----- Task material

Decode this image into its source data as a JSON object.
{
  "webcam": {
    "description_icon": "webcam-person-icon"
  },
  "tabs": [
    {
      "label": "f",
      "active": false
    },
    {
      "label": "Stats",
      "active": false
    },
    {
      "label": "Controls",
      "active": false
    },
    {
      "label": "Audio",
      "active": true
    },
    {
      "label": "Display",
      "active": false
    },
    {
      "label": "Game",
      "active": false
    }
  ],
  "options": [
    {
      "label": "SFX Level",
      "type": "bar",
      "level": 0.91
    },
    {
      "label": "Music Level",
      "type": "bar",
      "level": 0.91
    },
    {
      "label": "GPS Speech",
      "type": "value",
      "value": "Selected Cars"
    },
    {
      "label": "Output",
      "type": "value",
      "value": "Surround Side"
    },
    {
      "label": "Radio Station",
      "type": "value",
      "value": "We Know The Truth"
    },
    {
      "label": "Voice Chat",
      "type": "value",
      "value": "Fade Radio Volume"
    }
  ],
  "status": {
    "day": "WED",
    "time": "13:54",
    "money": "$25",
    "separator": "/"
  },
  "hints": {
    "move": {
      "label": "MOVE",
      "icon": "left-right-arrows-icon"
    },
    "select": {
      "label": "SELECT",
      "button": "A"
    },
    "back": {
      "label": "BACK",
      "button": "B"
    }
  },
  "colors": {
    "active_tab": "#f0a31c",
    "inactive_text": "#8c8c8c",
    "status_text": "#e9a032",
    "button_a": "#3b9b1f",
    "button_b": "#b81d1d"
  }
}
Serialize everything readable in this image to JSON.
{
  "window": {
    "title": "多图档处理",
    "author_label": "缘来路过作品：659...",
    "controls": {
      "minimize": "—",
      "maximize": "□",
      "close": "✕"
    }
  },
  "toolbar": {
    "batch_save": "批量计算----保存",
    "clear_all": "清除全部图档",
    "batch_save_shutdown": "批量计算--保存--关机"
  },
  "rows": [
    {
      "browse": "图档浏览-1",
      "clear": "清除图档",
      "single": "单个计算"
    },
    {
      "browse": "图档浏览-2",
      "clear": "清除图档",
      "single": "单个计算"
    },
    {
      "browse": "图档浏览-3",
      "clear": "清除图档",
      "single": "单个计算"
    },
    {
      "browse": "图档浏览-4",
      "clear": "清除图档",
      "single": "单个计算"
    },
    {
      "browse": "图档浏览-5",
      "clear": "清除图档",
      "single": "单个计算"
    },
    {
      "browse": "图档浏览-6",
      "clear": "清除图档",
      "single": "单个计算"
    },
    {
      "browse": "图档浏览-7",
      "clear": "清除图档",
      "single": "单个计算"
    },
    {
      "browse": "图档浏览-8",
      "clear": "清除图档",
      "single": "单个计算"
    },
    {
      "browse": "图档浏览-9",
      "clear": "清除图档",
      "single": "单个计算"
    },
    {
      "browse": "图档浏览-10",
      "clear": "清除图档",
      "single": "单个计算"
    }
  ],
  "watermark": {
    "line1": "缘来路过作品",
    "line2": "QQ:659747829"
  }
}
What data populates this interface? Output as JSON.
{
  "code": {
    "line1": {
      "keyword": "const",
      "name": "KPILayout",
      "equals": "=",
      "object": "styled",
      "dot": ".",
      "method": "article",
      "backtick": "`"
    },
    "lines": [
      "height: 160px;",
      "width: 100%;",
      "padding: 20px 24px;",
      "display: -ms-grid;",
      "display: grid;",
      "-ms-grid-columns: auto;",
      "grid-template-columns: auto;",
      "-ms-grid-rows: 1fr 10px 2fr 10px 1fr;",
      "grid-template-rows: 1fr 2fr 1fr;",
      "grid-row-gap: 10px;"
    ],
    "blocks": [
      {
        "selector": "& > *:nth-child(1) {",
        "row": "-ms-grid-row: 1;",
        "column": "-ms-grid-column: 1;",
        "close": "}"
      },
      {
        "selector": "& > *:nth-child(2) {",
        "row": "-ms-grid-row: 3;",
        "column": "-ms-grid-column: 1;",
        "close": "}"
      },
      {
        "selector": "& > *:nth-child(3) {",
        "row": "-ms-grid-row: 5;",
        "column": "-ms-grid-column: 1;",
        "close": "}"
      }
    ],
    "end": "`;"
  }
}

----------

**Set task:**
How many lines in these records hold the string "Output"? Reply with the number alone.

**Result for this exercise:**
2